THE REQUEST
Copy the listing below word for word, including every line.

:: RECORDS FOR THIS EXERCISE ::

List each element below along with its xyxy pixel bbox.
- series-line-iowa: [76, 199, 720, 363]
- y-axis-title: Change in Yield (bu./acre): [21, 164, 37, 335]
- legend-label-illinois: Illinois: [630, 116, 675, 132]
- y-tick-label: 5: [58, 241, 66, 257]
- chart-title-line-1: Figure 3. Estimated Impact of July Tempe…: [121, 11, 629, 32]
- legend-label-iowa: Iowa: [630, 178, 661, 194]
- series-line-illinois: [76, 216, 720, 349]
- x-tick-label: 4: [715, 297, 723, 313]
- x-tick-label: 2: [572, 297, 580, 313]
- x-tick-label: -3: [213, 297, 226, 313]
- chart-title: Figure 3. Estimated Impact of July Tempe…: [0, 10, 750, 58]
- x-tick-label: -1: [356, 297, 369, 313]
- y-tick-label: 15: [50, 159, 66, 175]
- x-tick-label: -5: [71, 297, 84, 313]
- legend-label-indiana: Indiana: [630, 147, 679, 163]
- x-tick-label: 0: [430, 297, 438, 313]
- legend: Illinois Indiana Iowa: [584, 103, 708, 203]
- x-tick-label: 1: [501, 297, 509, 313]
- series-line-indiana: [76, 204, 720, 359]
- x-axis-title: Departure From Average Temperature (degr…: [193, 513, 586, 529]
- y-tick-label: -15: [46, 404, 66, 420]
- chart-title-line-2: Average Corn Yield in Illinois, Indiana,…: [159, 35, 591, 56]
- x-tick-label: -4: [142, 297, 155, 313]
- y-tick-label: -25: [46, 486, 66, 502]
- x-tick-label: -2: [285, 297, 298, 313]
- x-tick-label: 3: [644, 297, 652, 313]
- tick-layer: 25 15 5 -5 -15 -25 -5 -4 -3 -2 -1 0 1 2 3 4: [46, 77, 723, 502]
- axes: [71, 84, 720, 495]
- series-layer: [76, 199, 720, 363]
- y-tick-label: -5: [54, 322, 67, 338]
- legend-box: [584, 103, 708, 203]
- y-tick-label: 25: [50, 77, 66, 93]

:::

EXERCISE ANSWER
List each element below along with its xyxy pixel bbox.
- series-line-iowa: [76, 199, 720, 363]
- y-axis-title: Change in Yield (bu./acre): [21, 164, 37, 335]
- legend-label-illinois: Illinois: [630, 116, 675, 132]
- y-tick-label: 5: [58, 241, 66, 257]
- chart-title-line-1: Figure 3. Estimated Impact of July Tempe…: [121, 11, 629, 32]
- legend-label-iowa: Iowa: [630, 178, 661, 194]
- series-line-illinois: [76, 216, 720, 349]
- x-tick-label: 4: [715, 297, 723, 313]
- x-tick-label: 2: [572, 297, 580, 313]
- x-tick-label: -3: [213, 297, 226, 313]
- chart-title: Figure 3. Estimated Impact of July Tempe…: [0, 10, 750, 58]
- x-tick-label: -1: [356, 297, 369, 313]
- y-tick-label: 15: [50, 159, 66, 175]
- x-tick-label: -5: [71, 297, 84, 313]
- legend-label-indiana: Indiana: [630, 147, 679, 163]
- x-tick-label: 0: [430, 297, 438, 313]
- legend: Illinois Indiana Iowa: [584, 103, 708, 203]
- x-tick-label: 1: [501, 297, 509, 313]
- series-line-indiana: [76, 204, 720, 359]
- x-axis-title: Departure From Average Temperature (degr…: [193, 513, 586, 529]
- y-tick-label: -15: [46, 404, 66, 420]
- chart-title-line-2: Average Corn Yield in Illinois, Indiana,…: [159, 35, 591, 56]
- x-tick-label: -4: [142, 297, 155, 313]
- y-tick-label: -25: [46, 486, 66, 502]
- x-tick-label: -2: [285, 297, 298, 313]
- x-tick-label: 3: [644, 297, 652, 313]
- tick-layer: 25 15 5 -5 -15 -25 -5 -4 -3 -2 -1 0 1 2 3 4: [46, 77, 723, 502]
- axes: [71, 84, 720, 495]
- series-layer: [76, 199, 720, 363]
- y-tick-label: -5: [54, 322, 67, 338]
- legend-box: [584, 103, 708, 203]
- y-tick-label: 25: [50, 77, 66, 93]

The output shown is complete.